Some lines in the listing below may include the string "JSON". How many are there? Give only the number.

[Recorded data]
▼

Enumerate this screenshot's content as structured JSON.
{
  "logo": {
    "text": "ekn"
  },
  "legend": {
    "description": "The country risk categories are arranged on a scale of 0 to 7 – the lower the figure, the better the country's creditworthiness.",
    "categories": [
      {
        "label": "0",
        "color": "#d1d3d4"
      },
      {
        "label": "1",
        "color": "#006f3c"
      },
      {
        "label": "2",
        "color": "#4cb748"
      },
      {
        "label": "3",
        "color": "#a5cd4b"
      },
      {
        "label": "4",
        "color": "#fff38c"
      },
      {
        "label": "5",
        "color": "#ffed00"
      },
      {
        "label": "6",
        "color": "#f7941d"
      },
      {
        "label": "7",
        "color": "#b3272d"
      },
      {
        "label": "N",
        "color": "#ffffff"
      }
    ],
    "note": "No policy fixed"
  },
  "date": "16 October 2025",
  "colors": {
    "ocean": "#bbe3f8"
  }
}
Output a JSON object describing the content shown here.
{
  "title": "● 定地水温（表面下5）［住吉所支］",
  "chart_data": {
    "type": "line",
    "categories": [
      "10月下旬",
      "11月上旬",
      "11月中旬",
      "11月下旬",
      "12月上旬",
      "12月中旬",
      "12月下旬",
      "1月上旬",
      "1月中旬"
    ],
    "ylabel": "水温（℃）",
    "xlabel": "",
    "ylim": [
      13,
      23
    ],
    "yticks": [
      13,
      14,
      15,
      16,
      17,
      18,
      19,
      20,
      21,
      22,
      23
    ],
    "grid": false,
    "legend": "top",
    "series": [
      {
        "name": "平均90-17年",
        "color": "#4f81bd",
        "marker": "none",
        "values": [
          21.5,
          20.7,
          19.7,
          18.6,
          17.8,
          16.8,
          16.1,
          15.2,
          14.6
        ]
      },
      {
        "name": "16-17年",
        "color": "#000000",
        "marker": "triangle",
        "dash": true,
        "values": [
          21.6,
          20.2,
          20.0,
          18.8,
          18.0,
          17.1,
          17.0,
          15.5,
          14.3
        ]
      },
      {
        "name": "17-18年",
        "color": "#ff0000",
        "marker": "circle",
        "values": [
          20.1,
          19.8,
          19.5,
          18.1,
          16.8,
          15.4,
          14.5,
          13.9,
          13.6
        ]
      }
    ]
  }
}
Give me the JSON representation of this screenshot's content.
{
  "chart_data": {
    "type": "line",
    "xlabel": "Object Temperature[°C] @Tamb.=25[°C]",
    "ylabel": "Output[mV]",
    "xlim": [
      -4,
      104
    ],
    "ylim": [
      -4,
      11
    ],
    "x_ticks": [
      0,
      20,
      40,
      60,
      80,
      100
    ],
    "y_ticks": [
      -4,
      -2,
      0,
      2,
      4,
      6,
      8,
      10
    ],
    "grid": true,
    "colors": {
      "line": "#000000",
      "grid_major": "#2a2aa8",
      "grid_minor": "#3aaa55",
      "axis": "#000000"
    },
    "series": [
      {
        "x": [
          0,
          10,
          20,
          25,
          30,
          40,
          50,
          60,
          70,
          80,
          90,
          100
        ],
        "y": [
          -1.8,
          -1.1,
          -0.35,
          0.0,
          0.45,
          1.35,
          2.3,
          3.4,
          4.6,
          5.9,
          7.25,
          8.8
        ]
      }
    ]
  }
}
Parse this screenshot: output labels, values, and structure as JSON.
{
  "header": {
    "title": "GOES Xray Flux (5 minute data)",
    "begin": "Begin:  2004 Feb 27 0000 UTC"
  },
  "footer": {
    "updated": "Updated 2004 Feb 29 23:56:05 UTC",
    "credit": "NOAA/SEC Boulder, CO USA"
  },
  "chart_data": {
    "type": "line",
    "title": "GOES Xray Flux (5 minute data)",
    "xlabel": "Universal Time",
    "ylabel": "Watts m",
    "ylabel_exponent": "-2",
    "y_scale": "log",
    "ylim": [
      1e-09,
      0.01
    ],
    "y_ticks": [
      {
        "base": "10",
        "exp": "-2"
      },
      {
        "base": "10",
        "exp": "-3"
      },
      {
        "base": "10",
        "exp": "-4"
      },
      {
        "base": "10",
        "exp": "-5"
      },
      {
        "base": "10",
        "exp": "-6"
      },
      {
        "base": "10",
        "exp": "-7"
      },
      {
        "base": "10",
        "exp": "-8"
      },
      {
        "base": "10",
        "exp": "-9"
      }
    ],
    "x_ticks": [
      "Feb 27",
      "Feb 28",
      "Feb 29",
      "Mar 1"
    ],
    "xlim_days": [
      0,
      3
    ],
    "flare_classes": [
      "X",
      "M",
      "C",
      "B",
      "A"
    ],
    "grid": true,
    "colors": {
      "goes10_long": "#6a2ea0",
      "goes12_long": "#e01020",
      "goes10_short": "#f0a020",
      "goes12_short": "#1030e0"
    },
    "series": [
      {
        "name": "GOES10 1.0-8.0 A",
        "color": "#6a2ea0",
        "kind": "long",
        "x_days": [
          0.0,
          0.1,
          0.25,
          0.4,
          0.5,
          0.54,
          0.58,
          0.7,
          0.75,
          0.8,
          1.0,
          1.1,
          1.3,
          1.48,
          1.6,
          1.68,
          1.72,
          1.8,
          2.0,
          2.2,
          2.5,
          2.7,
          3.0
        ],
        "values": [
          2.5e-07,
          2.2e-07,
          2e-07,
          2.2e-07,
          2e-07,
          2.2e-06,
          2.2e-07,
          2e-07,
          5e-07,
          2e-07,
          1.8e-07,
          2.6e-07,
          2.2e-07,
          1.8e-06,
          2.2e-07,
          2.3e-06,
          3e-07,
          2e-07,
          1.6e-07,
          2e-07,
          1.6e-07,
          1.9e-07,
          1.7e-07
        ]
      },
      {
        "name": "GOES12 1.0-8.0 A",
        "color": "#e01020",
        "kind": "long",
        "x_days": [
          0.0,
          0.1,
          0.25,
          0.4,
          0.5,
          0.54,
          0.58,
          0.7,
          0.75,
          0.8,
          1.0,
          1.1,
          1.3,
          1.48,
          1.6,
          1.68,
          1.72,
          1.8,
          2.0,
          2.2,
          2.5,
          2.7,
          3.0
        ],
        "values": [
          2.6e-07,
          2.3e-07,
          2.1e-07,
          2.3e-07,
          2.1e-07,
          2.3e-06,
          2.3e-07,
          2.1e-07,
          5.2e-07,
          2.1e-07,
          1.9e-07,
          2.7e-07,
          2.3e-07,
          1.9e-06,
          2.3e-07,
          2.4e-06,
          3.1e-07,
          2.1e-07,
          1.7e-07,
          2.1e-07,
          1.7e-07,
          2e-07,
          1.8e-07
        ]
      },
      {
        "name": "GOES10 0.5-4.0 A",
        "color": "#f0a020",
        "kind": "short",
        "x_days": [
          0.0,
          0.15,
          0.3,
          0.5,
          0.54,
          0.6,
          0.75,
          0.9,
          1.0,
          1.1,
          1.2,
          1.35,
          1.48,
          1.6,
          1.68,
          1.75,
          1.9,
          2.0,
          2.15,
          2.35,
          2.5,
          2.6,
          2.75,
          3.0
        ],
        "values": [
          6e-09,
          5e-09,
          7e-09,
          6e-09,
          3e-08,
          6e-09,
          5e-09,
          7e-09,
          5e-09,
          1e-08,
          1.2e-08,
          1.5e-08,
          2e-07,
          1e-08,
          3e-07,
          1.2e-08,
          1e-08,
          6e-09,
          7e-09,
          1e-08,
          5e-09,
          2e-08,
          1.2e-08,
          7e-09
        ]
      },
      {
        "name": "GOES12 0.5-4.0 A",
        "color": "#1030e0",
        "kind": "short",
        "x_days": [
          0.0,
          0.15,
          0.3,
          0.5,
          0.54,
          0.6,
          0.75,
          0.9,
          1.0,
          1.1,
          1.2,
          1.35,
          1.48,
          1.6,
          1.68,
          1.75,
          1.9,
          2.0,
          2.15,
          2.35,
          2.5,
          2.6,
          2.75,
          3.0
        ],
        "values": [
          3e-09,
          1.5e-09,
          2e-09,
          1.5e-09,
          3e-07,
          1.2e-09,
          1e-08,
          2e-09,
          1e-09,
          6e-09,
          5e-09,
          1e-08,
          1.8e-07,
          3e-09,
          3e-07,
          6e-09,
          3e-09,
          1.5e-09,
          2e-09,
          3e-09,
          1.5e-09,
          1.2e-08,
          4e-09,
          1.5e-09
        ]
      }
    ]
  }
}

▲

## EXPECTED OUTPUT
4